• **INSTRUCTION**
Select, from the material below, each line with "spread" in it.

• **DATA ROWS**

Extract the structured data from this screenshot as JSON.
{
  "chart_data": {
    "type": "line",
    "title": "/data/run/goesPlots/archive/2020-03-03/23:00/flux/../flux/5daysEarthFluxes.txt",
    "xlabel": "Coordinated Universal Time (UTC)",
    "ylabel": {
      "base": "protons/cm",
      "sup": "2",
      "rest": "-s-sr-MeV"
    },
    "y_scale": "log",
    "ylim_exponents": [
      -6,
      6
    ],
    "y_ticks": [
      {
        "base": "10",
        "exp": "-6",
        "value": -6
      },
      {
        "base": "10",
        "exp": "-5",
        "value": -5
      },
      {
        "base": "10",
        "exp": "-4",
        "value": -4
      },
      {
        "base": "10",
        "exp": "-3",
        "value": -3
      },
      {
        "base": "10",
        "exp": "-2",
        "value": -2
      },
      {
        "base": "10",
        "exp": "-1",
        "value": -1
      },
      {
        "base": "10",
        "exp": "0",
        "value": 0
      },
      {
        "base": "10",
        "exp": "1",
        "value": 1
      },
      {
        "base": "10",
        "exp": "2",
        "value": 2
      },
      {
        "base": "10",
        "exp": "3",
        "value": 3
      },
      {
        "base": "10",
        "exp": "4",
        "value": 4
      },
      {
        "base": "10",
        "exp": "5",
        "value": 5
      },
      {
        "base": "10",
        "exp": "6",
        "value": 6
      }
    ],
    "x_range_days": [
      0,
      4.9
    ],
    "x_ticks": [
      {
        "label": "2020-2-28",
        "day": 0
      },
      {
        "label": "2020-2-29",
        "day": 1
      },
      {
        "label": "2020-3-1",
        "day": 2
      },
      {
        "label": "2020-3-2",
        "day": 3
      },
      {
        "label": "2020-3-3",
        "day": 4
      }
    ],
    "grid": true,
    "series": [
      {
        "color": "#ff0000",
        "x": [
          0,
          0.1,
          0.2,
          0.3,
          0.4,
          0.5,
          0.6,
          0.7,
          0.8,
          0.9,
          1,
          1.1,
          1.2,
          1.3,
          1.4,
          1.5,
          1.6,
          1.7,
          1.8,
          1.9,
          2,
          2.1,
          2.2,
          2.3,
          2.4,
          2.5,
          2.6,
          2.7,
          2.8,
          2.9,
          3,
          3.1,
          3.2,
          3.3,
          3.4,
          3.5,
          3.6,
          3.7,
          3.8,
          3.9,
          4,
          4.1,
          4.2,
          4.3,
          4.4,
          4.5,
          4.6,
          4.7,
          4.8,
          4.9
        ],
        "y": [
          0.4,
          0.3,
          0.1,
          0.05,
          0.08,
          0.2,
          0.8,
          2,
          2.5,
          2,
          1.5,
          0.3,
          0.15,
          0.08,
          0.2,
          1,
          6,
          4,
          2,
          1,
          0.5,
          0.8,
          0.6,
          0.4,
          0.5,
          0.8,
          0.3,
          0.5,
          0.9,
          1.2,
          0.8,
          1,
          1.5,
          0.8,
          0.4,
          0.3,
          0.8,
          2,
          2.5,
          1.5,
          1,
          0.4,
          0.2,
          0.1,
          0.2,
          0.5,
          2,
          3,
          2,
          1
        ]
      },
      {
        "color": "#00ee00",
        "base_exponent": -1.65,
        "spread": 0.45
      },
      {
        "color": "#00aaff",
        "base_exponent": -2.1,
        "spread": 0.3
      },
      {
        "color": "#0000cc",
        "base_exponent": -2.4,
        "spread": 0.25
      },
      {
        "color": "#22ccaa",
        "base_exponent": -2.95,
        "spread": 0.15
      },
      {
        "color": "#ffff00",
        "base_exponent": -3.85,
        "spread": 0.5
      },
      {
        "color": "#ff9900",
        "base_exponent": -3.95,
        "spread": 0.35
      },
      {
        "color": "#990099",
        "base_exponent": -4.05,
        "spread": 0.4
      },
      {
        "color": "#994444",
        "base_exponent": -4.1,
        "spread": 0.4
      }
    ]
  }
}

• **RESPONSE FOR THIS EXERCISE**
        "spread": 0.45
        "spread": 0.3
        "spread": 0.25
        "spread": 0.15
        "spread": 0.5
        "spread": 0.35
        "spread": 0.4
        "spread": 0.4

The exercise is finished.